**Records for the task:**
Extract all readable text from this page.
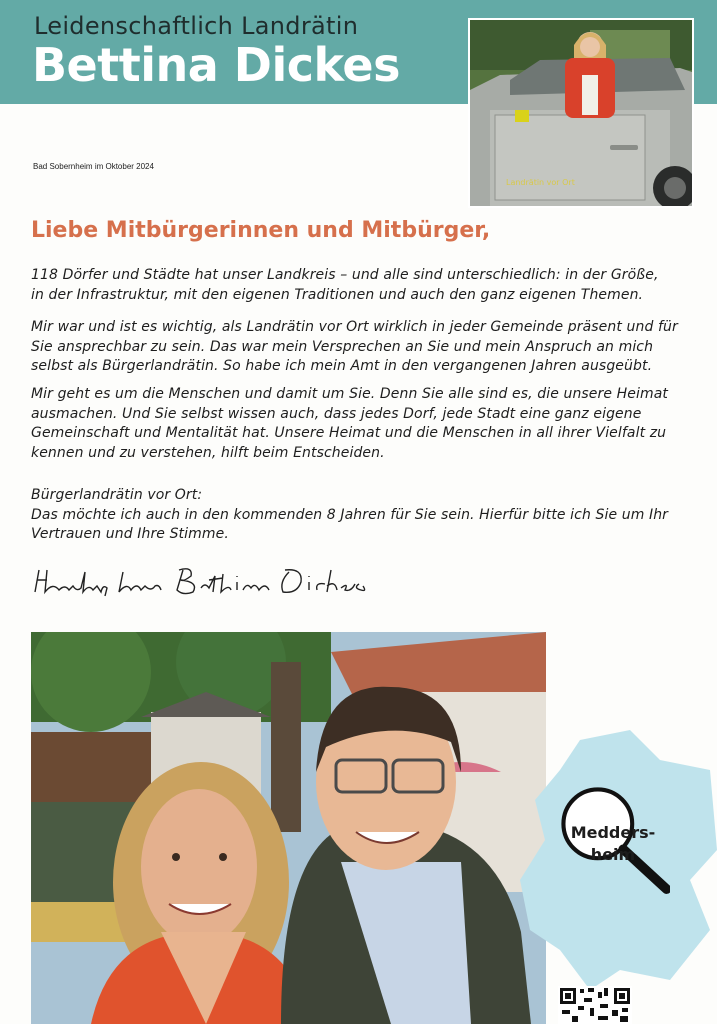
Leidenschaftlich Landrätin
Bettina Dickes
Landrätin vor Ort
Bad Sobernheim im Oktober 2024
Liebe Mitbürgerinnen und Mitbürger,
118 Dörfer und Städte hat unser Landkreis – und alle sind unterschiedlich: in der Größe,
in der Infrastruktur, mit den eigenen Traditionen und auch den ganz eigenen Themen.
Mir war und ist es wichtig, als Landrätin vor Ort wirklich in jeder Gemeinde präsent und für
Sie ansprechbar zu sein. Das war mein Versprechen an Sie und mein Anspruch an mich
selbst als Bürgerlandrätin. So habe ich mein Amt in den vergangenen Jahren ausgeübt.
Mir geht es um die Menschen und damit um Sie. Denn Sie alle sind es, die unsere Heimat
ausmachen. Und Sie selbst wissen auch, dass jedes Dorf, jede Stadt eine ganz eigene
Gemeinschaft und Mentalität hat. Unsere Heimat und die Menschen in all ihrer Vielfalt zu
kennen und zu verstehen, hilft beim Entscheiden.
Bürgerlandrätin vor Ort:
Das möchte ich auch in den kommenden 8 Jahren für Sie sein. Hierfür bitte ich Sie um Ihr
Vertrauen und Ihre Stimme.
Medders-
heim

--

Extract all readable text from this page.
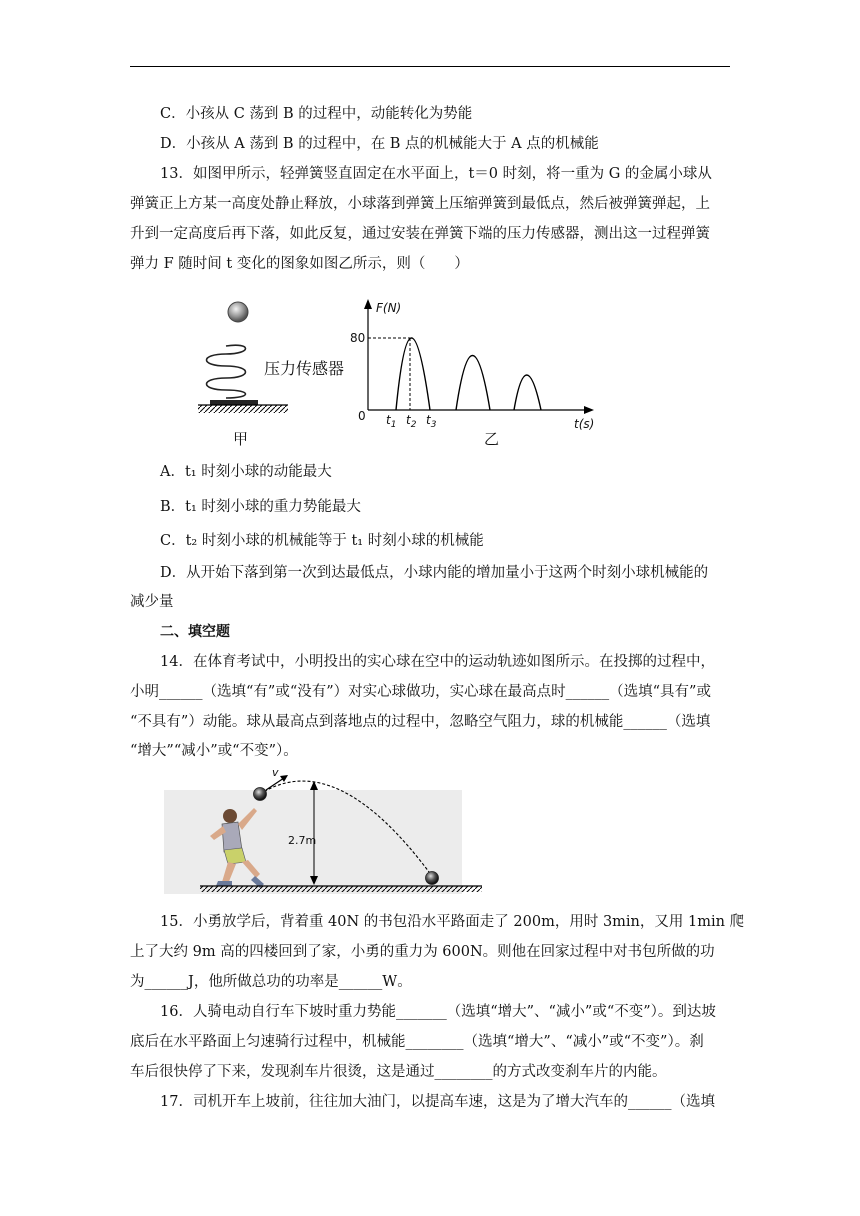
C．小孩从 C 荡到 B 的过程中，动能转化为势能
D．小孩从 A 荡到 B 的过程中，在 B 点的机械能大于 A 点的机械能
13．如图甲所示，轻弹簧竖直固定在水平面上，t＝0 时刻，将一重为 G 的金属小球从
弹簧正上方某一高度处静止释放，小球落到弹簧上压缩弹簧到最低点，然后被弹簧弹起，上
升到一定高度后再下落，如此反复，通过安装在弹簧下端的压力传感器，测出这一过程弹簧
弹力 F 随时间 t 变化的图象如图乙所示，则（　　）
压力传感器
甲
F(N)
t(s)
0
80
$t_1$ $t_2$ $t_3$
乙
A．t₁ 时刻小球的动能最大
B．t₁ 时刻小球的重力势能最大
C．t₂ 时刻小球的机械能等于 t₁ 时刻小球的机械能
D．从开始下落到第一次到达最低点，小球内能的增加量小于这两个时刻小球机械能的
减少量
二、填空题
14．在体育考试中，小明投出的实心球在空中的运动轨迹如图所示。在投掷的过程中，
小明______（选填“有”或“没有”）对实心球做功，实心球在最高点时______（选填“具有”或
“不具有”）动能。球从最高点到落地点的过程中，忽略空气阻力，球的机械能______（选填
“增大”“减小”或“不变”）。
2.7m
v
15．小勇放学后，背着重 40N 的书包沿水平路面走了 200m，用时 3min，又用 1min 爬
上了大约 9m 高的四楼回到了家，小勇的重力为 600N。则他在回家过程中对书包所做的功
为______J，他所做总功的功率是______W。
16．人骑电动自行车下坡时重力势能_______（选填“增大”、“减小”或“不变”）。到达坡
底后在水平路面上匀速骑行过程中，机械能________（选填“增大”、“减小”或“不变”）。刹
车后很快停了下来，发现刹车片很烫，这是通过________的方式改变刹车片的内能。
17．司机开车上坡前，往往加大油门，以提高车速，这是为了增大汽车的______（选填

...

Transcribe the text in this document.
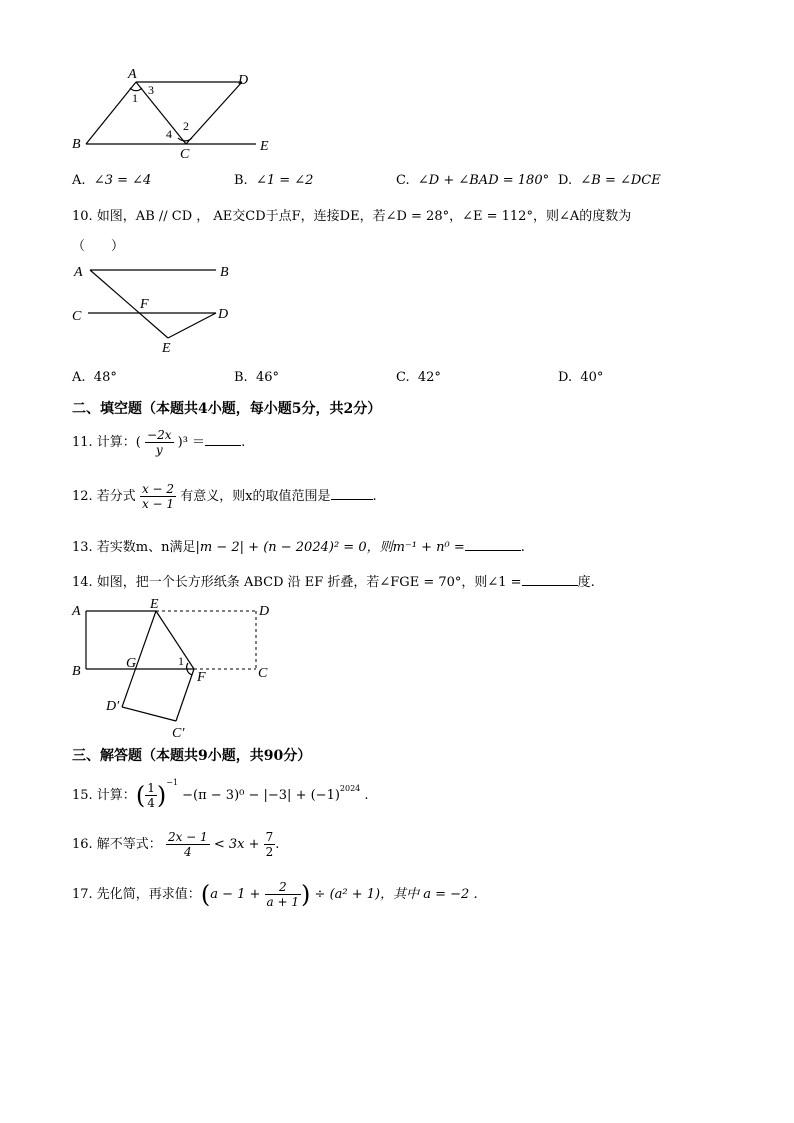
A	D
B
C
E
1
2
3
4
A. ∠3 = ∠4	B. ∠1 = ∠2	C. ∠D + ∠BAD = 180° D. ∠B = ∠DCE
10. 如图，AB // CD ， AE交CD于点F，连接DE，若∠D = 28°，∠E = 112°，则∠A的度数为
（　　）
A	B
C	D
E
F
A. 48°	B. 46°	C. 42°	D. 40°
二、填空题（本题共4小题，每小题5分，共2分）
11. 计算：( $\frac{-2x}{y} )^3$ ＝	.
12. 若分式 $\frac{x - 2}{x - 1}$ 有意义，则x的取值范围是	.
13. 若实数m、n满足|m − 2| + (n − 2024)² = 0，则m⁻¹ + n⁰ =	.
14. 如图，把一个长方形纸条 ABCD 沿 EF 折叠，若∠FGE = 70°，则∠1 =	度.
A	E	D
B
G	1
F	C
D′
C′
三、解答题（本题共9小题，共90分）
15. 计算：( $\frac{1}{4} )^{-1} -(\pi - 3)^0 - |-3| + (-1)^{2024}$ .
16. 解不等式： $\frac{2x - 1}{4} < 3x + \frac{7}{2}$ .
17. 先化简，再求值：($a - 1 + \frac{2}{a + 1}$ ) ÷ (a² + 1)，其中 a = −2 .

**What this task involves:** Scan the material for lines with the word "Jahren", and copy each line you find.

**Solution for this problem:**
selbst als Bürgerlandrätin. So habe ich mein Amt in den vergangenen Jahren ausgeübt.
Das möchte ich auch in den kommenden 8 Jahren für Sie sein. Hierfür bitte ich Sie um Ihr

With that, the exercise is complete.